PROBLEM DETAILS >> All of the data should be output character for character, except the pictures.
· · · · · · ·
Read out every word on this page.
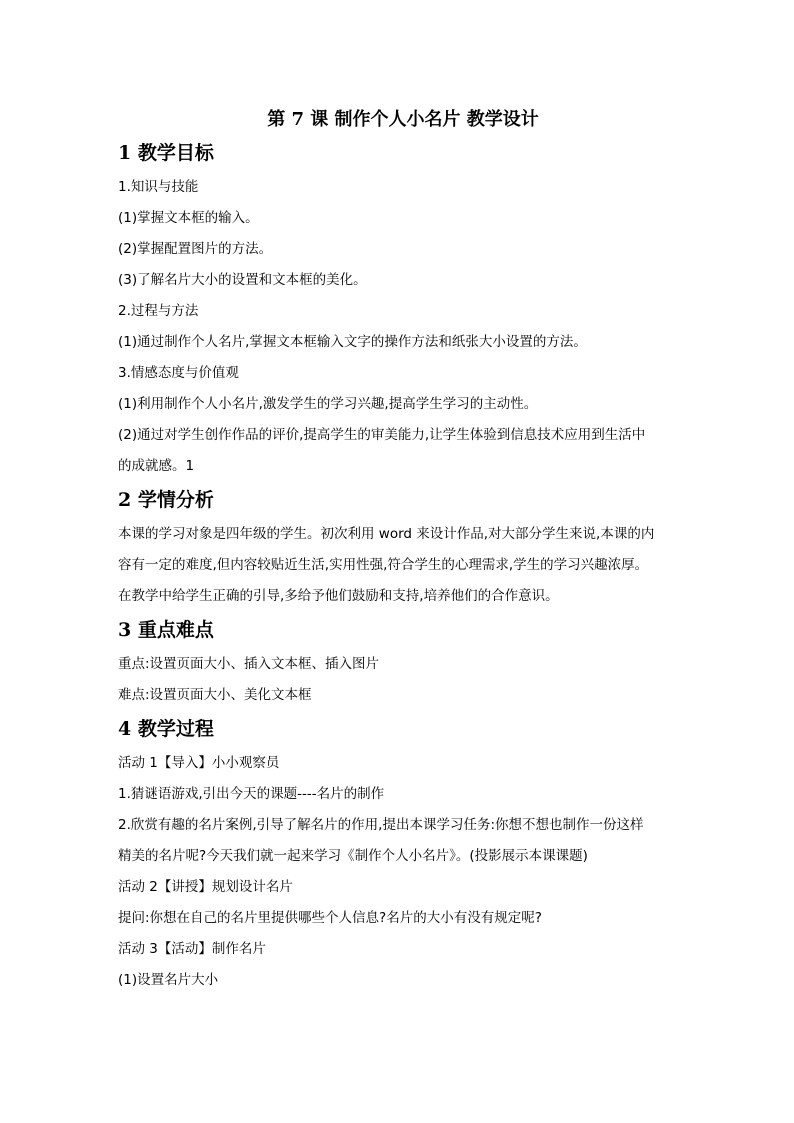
第 7 课 制作个人小名片 教学设计
1 教学目标

1.知识与技能

(1)掌握文本框的输入。

(2)掌握配置图片的方法。

(3)了解名片大小的设置和文本框的美化。

2.过程与方法

(1)通过制作个人名片,掌握文本框输入文字的操作方法和纸张大小设置的方法。

3.情感态度与价值观

(1)利用制作个人小名片,激发学生的学习兴趣,提高学生学习的主动性。

(2)通过对学生创作作品的评价,提高学生的审美能力,让学生体验到信息技术应用到生活中

的成就感。1

2 学情分析

本课的学习对象是四年级的学生。初次利用 word 来设计作品,对大部分学生来说,本课的内

容有一定的难度,但内容较贴近生活,实用性强,符合学生的心理需求,学生的学习兴趣浓厚。

在教学中给学生正确的引导,多给予他们鼓励和支持,培养他们的合作意识。

3 重点难点

重点:设置页面大小、插入文本框、插入图片

难点:设置页面大小、美化文本框

4 教学过程

活动 1【导入】小小观察员

1.猜谜语游戏,引出今天的课题----名片的制作

2.欣赏有趣的名片案例,引导了解名片的作用,提出本课学习任务:你想不想也制作一份这样

精美的名片呢?今天我们就一起来学习《制作个人小名片》。(投影展示本课课题)

活动 2【讲授】规划设计名片

提问:你想在自己的名片里提供哪些个人信息?名片的大小有没有规定呢?

活动 3【活动】制作名片

(1)设置名片大小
· · · · · · ·
ANSWER >>
Read out every word on this page.
第 7 课 制作个人小名片 教学设计
1 教学目标

1.知识与技能

(1)掌握文本框的输入。

(2)掌握配置图片的方法。

(3)了解名片大小的设置和文本框的美化。

2.过程与方法

(1)通过制作个人名片,掌握文本框输入文字的操作方法和纸张大小设置的方法。

3.情感态度与价值观

(1)利用制作个人小名片,激发学生的学习兴趣,提高学生学习的主动性。

(2)通过对学生创作作品的评价,提高学生的审美能力,让学生体验到信息技术应用到生活中

的成就感。1

2 学情分析

本课的学习对象是四年级的学生。初次利用 word 来设计作品,对大部分学生来说,本课的内

容有一定的难度,但内容较贴近生活,实用性强,符合学生的心理需求,学生的学习兴趣浓厚。

在教学中给学生正确的引导,多给予他们鼓励和支持,培养他们的合作意识。

3 重点难点

重点:设置页面大小、插入文本框、插入图片

难点:设置页面大小、美化文本框

4 教学过程

活动 1【导入】小小观察员

1.猜谜语游戏,引出今天的课题----名片的制作

2.欣赏有趣的名片案例,引导了解名片的作用,提出本课学习任务:你想不想也制作一份这样

精美的名片呢?今天我们就一起来学习《制作个人小名片》。(投影展示本课课题)

活动 2【讲授】规划设计名片

提问:你想在自己的名片里提供哪些个人信息?名片的大小有没有规定呢?

活动 3【活动】制作名片

(1)设置名片大小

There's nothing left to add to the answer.